**Dataset content**
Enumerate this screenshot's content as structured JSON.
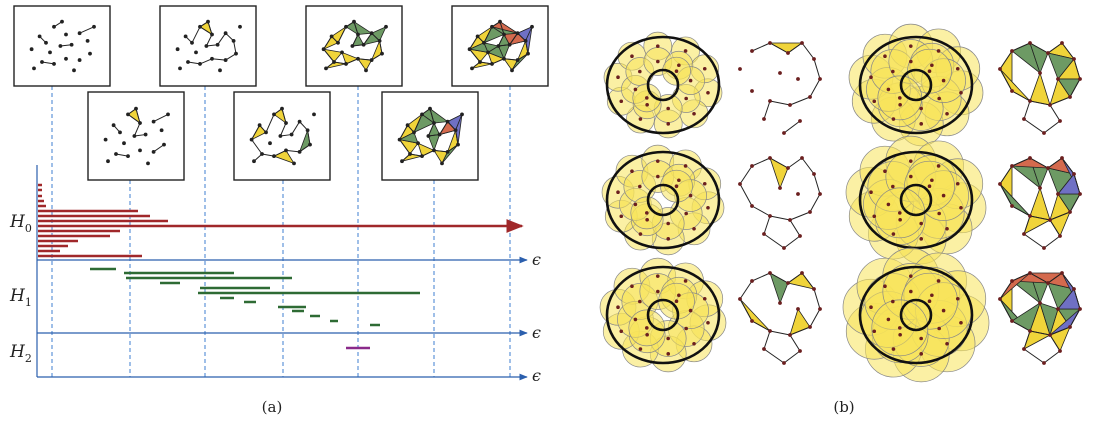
{
  "panel_a": {
    "caption": "(a)",
    "diagram_labels": [
      {
        "main": "H",
        "sub": "0"
      },
      {
        "main": "H",
        "sub": "1"
      },
      {
        "main": "H",
        "sub": "2"
      }
    ],
    "axis_symbol": "ϵ",
    "colors": {
      "h0_bars": "#a0282a",
      "h1_bars": "#2e6b34",
      "h2_bars": "#8a2a8a",
      "axis": "#2b5fad",
      "dashes": "#3f7fd0"
    },
    "h0_bars_count": 16,
    "h1_bars_count": 14,
    "h2_bars_count": 1
  },
  "panel_b": {
    "caption": "(b)",
    "colors": {
      "ball_fill": "#f7e35a",
      "triangle_yellow": "#f0d43a",
      "triangle_green": "#6d9a64",
      "triangle_red": "#d46a4e",
      "triangle_blue": "#6f70c4",
      "point": "#6b1f1f"
    }
  }
}
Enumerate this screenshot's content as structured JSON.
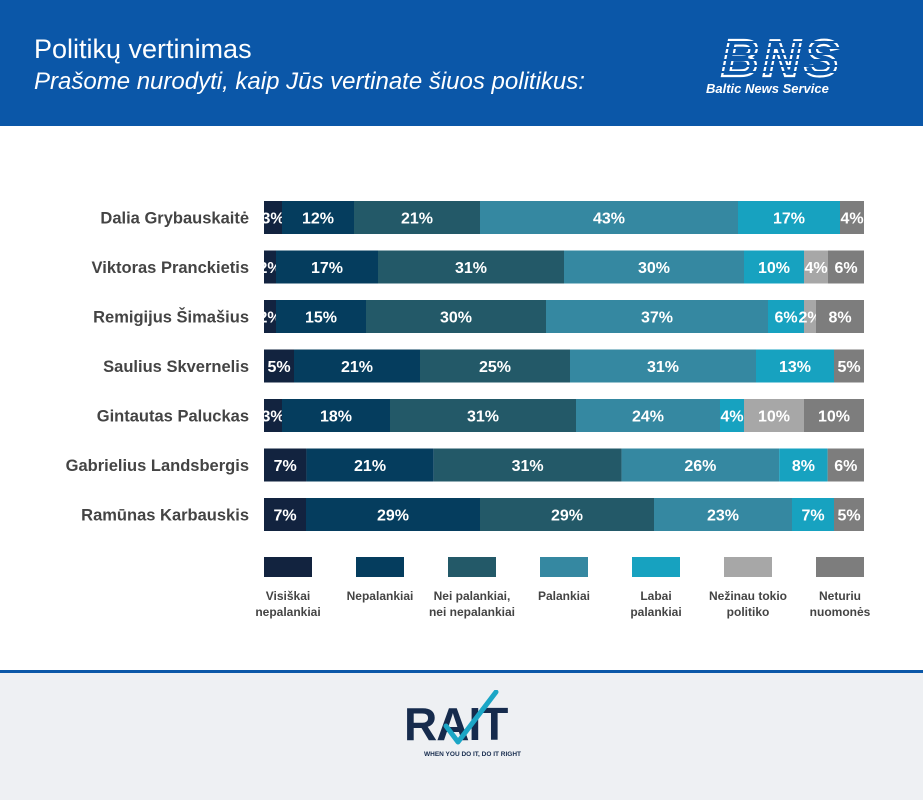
{
  "header": {
    "title": "Politikų vertinimas",
    "subtitle": "Prašome nurodyti, kaip Jūs vertinate šiuos politikus:",
    "brand_caption": "Baltic News Service",
    "brand_logo_text": "BNS",
    "background_color": "#0b57a8"
  },
  "footer": {
    "logo_text": "RAIT",
    "tagline": "WHEN YOU DO IT, DO IT RIGHT"
  },
  "chart_data": {
    "type": "bar",
    "orientation": "horizontal",
    "stacked": true,
    "normalized": true,
    "categories": [
      "Dalia Grybauskaitė",
      "Viktoras Pranckietis",
      "Remigijus Šimašius",
      "Saulius Skvernelis",
      "Gintautas Paluckas",
      "Gabrielius Landsbergis",
      "Ramūnas Karbauskis"
    ],
    "series": [
      {
        "name": "Visiškai nepalankiai",
        "color": "#12233f",
        "values": [
          3,
          2,
          2,
          5,
          3,
          7,
          7
        ]
      },
      {
        "name": "Nepalankiai",
        "color": "#053d5e",
        "values": [
          12,
          17,
          15,
          21,
          18,
          21,
          29
        ]
      },
      {
        "name": "Nei palankiai, nei nepalankiai",
        "color": "#235968",
        "values": [
          21,
          31,
          30,
          25,
          31,
          31,
          29
        ]
      },
      {
        "name": "Palankiai",
        "color": "#3588a1",
        "values": [
          43,
          30,
          37,
          31,
          24,
          26,
          23
        ]
      },
      {
        "name": "Labai palankiai",
        "color": "#17a2c0",
        "values": [
          17,
          10,
          6,
          13,
          4,
          8,
          7
        ]
      },
      {
        "name": "Nežinau tokio politiko",
        "color": "#a7a7a7",
        "values": [
          0,
          4,
          2,
          0,
          10,
          0,
          0
        ]
      },
      {
        "name": "Neturiu nuomonės",
        "color": "#7d7d7d",
        "values": [
          4,
          6,
          8,
          5,
          10,
          6,
          5
        ]
      }
    ],
    "legend_placement": "bottom",
    "legend_labels": [
      [
        "Visiškai",
        "nepalankiai"
      ],
      [
        "Nepalankiai"
      ],
      [
        "Nei palankiai,",
        "nei nepalankiai"
      ],
      [
        "Palankiai"
      ],
      [
        "Labai",
        "palankiai"
      ],
      [
        "Nežinau tokio",
        "politiko"
      ],
      [
        "Neturiu",
        "nuomonės"
      ]
    ],
    "value_suffix": "%",
    "grid": false
  }
}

**What you are asked to do**
Give every record back exactly as it reads, with no images.

**Finished task**
Enumerate this screenshot's content as structured JSON.
{
  "panel_a": {
    "caption": "(a)",
    "diagram_labels": [
      {
        "main": "H",
        "sub": "0"
      },
      {
        "main": "H",
        "sub": "1"
      },
      {
        "main": "H",
        "sub": "2"
      }
    ],
    "axis_symbol": "ϵ",
    "colors": {
      "h0_bars": "#a0282a",
      "h1_bars": "#2e6b34",
      "h2_bars": "#8a2a8a",
      "axis": "#2b5fad",
      "dashes": "#3f7fd0"
    },
    "h0_bars_count": 16,
    "h1_bars_count": 14,
    "h2_bars_count": 1
  },
  "panel_b": {
    "caption": "(b)",
    "colors": {
      "ball_fill": "#f7e35a",
      "triangle_yellow": "#f0d43a",
      "triangle_green": "#6d9a64",
      "triangle_red": "#d46a4e",
      "triangle_blue": "#6f70c4",
      "point": "#6b1f1f"
    }
  }
}
Enumerate this screenshot's content as structured JSON.
{
  "header": {
    "title": "Politikų vertinimas",
    "subtitle": "Prašome nurodyti, kaip Jūs vertinate šiuos politikus:",
    "brand_caption": "Baltic News Service",
    "brand_logo_text": "BNS",
    "background_color": "#0b57a8"
  },
  "footer": {
    "logo_text": "RAIT",
    "tagline": "WHEN YOU DO IT, DO IT RIGHT"
  },
  "chart_data": {
    "type": "bar",
    "orientation": "horizontal",
    "stacked": true,
    "normalized": true,
    "categories": [
      "Dalia Grybauskaitė",
      "Viktoras Pranckietis",
      "Remigijus Šimašius",
      "Saulius Skvernelis",
      "Gintautas Paluckas",
      "Gabrielius Landsbergis",
      "Ramūnas Karbauskis"
    ],
    "series": [
      {
        "name": "Visiškai nepalankiai",
        "color": "#12233f",
        "values": [
          3,
          2,
          2,
          5,
          3,
          7,
          7
        ]
      },
      {
        "name": "Nepalankiai",
        "color": "#053d5e",
        "values": [
          12,
          17,
          15,
          21,
          18,
          21,
          29
        ]
      },
      {
        "name": "Nei palankiai, nei nepalankiai",
        "color": "#235968",
        "values": [
          21,
          31,
          30,
          25,
          31,
          31,
          29
        ]
      },
      {
        "name": "Palankiai",
        "color": "#3588a1",
        "values": [
          43,
          30,
          37,
          31,
          24,
          26,
          23
        ]
      },
      {
        "name": "Labai palankiai",
        "color": "#17a2c0",
        "values": [
          17,
          10,
          6,
          13,
          4,
          8,
          7
        ]
      },
      {
        "name": "Nežinau tokio politiko",
        "color": "#a7a7a7",
        "values": [
          0,
          4,
          2,
          0,
          10,
          0,
          0
        ]
      },
      {
        "name": "Neturiu nuomonės",
        "color": "#7d7d7d",
        "values": [
          4,
          6,
          8,
          5,
          10,
          6,
          5
        ]
      }
    ],
    "legend_placement": "bottom",
    "legend_labels": [
      [
        "Visiškai",
        "nepalankiai"
      ],
      [
        "Nepalankiai"
      ],
      [
        "Nei palankiai,",
        "nei nepalankiai"
      ],
      [
        "Palankiai"
      ],
      [
        "Labai",
        "palankiai"
      ],
      [
        "Nežinau tokio",
        "politiko"
      ],
      [
        "Neturiu",
        "nuomonės"
      ]
    ],
    "value_suffix": "%",
    "grid": false
  }
}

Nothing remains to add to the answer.